___ Information provided ___

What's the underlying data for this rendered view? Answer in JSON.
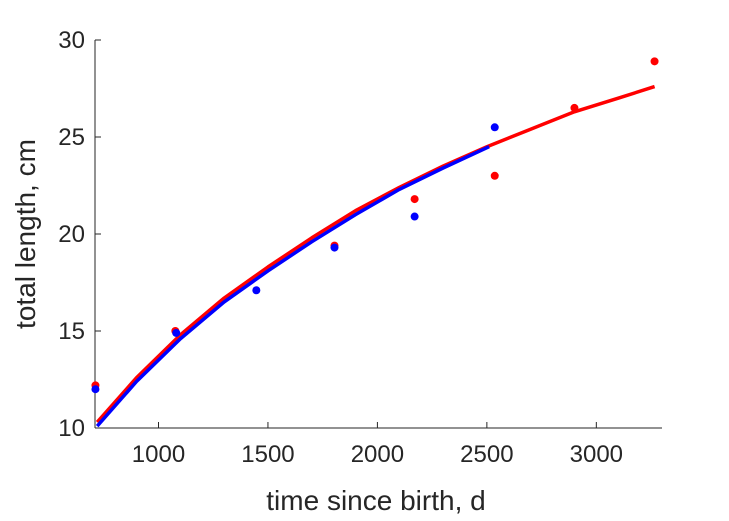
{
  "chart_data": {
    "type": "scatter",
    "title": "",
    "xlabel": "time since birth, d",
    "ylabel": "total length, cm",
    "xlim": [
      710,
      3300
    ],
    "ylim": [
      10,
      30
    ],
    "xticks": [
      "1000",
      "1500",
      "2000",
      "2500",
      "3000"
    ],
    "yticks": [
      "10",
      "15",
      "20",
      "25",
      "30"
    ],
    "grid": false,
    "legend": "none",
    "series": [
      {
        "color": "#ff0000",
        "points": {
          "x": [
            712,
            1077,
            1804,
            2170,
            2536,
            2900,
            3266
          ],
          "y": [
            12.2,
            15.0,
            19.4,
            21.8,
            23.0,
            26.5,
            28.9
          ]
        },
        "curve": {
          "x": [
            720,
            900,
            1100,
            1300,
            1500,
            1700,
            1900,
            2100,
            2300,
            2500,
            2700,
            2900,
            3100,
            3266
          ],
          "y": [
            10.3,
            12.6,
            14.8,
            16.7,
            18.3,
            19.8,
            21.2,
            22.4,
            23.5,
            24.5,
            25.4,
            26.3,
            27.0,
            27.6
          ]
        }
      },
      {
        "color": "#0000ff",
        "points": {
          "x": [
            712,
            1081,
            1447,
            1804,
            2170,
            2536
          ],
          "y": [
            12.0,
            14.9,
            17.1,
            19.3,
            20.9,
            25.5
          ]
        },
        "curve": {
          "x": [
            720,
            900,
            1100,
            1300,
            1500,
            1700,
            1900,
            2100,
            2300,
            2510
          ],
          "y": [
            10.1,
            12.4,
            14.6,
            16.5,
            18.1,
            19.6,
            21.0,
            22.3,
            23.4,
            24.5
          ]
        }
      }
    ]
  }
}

___
___ Information provided ___

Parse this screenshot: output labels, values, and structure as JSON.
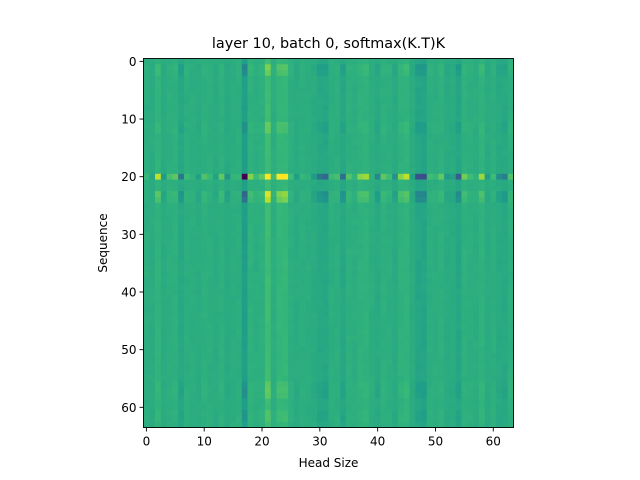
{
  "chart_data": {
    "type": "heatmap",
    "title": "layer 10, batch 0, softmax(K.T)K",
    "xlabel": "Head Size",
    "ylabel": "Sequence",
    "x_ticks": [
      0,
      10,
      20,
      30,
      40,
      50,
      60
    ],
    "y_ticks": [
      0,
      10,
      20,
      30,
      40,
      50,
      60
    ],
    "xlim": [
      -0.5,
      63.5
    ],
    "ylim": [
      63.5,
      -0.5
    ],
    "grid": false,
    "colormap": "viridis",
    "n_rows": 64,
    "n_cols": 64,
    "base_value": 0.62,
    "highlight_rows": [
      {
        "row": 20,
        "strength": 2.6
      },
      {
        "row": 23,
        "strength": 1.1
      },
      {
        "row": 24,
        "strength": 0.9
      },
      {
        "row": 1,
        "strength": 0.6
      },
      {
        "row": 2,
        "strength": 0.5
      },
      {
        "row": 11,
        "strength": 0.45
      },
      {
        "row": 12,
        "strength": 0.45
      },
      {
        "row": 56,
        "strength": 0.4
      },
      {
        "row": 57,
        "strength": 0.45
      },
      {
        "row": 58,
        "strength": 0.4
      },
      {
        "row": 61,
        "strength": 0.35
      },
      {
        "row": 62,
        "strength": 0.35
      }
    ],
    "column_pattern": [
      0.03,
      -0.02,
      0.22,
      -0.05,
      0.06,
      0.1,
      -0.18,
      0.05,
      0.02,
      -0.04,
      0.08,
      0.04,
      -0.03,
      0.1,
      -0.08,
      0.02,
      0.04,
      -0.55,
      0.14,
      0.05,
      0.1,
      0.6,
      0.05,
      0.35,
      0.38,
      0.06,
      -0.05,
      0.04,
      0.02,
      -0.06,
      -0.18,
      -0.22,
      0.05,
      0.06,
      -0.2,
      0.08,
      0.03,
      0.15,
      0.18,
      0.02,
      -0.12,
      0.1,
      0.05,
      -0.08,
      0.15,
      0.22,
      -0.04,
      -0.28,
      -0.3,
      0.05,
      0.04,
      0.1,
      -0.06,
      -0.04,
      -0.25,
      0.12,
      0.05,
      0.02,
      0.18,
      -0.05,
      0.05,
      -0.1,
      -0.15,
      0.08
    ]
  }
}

___

→ Task to complete
From the entries above, copy every line where the word "this" shows up.

→ Exercise answer
What's the underlying data for this rendered view? Answer in JSON.
Parse this screenshot: output labels, values, and structure as JSON.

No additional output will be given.